STATED GOAL: Write every line of the material out exactly as shown.

:::

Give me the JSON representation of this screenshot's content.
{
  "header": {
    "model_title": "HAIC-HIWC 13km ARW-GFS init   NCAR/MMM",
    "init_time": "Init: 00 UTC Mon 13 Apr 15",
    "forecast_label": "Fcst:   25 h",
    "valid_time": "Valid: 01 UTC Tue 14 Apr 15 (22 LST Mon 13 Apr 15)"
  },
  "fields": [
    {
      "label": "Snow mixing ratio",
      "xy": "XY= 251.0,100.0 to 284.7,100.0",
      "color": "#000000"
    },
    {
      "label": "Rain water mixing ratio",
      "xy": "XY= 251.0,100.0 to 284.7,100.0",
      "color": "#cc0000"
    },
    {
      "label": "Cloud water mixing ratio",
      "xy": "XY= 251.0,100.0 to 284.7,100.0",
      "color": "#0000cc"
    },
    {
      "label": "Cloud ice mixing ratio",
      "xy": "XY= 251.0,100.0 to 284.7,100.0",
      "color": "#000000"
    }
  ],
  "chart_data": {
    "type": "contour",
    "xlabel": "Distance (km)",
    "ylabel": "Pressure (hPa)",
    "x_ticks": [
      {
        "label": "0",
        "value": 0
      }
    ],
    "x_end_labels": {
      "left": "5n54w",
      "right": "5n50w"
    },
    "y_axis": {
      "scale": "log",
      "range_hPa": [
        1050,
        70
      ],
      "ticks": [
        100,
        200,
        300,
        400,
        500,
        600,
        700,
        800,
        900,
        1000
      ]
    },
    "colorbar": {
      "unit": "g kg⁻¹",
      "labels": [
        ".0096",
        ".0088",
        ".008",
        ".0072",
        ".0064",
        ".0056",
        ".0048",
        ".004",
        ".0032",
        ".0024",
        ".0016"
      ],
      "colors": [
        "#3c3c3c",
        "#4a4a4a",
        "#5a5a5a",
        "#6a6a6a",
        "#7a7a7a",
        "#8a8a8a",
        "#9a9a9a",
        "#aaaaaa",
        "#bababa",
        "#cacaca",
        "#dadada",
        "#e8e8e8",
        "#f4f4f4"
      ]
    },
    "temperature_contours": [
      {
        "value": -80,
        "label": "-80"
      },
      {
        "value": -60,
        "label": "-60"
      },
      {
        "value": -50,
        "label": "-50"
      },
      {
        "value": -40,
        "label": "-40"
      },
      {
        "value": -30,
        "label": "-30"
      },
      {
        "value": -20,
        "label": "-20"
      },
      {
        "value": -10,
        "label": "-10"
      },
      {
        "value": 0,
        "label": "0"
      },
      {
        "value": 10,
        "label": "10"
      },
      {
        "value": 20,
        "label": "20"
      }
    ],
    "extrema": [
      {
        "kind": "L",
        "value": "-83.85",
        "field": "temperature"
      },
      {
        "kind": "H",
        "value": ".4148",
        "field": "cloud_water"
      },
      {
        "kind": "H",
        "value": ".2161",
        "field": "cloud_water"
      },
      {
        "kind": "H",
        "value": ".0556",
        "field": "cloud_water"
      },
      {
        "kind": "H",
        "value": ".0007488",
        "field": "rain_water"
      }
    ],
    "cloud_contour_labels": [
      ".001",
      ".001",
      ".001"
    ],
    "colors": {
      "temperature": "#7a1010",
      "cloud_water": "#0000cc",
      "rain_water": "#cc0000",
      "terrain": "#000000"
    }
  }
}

:::

RESPONSE:
Give me the JSON representation of this screenshot's content.
{
  "header": {
    "model_title": "HAIC-HIWC 13km ARW-GFS init   NCAR/MMM",
    "init_time": "Init: 00 UTC Mon 13 Apr 15",
    "forecast_label": "Fcst:   25 h",
    "valid_time": "Valid: 01 UTC Tue 14 Apr 15 (22 LST Mon 13 Apr 15)"
  },
  "fields": [
    {
      "label": "Snow mixing ratio",
      "xy": "XY= 251.0,100.0 to 284.7,100.0",
      "color": "#000000"
    },
    {
      "label": "Rain water mixing ratio",
      "xy": "XY= 251.0,100.0 to 284.7,100.0",
      "color": "#cc0000"
    },
    {
      "label": "Cloud water mixing ratio",
      "xy": "XY= 251.0,100.0 to 284.7,100.0",
      "color": "#0000cc"
    },
    {
      "label": "Cloud ice mixing ratio",
      "xy": "XY= 251.0,100.0 to 284.7,100.0",
      "color": "#000000"
    }
  ],
  "chart_data": {
    "type": "contour",
    "xlabel": "Distance (km)",
    "ylabel": "Pressure (hPa)",
    "x_ticks": [
      {
        "label": "0",
        "value": 0
      }
    ],
    "x_end_labels": {
      "left": "5n54w",
      "right": "5n50w"
    },
    "y_axis": {
      "scale": "log",
      "range_hPa": [
        1050,
        70
      ],
      "ticks": [
        100,
        200,
        300,
        400,
        500,
        600,
        700,
        800,
        900,
        1000
      ]
    },
    "colorbar": {
      "unit": "g kg⁻¹",
      "labels": [
        ".0096",
        ".0088",
        ".008",
        ".0072",
        ".0064",
        ".0056",
        ".0048",
        ".004",
        ".0032",
        ".0024",
        ".0016"
      ],
      "colors": [
        "#3c3c3c",
        "#4a4a4a",
        "#5a5a5a",
        "#6a6a6a",
        "#7a7a7a",
        "#8a8a8a",
        "#9a9a9a",
        "#aaaaaa",
        "#bababa",
        "#cacaca",
        "#dadada",
        "#e8e8e8",
        "#f4f4f4"
      ]
    },
    "temperature_contours": [
      {
        "value": -80,
        "label": "-80"
      },
      {
        "value": -60,
        "label": "-60"
      },
      {
        "value": -50,
        "label": "-50"
      },
      {
        "value": -40,
        "label": "-40"
      },
      {
        "value": -30,
        "label": "-30"
      },
      {
        "value": -20,
        "label": "-20"
      },
      {
        "value": -10,
        "label": "-10"
      },
      {
        "value": 0,
        "label": "0"
      },
      {
        "value": 10,
        "label": "10"
      },
      {
        "value": 20,
        "label": "20"
      }
    ],
    "extrema": [
      {
        "kind": "L",
        "value": "-83.85",
        "field": "temperature"
      },
      {
        "kind": "H",
        "value": ".4148",
        "field": "cloud_water"
      },
      {
        "kind": "H",
        "value": ".2161",
        "field": "cloud_water"
      },
      {
        "kind": "H",
        "value": ".0556",
        "field": "cloud_water"
      },
      {
        "kind": "H",
        "value": ".0007488",
        "field": "rain_water"
      }
    ],
    "cloud_contour_labels": [
      ".001",
      ".001",
      ".001"
    ],
    "colors": {
      "temperature": "#7a1010",
      "cloud_water": "#0000cc",
      "rain_water": "#cc0000",
      "terrain": "#000000"
    }
  }
}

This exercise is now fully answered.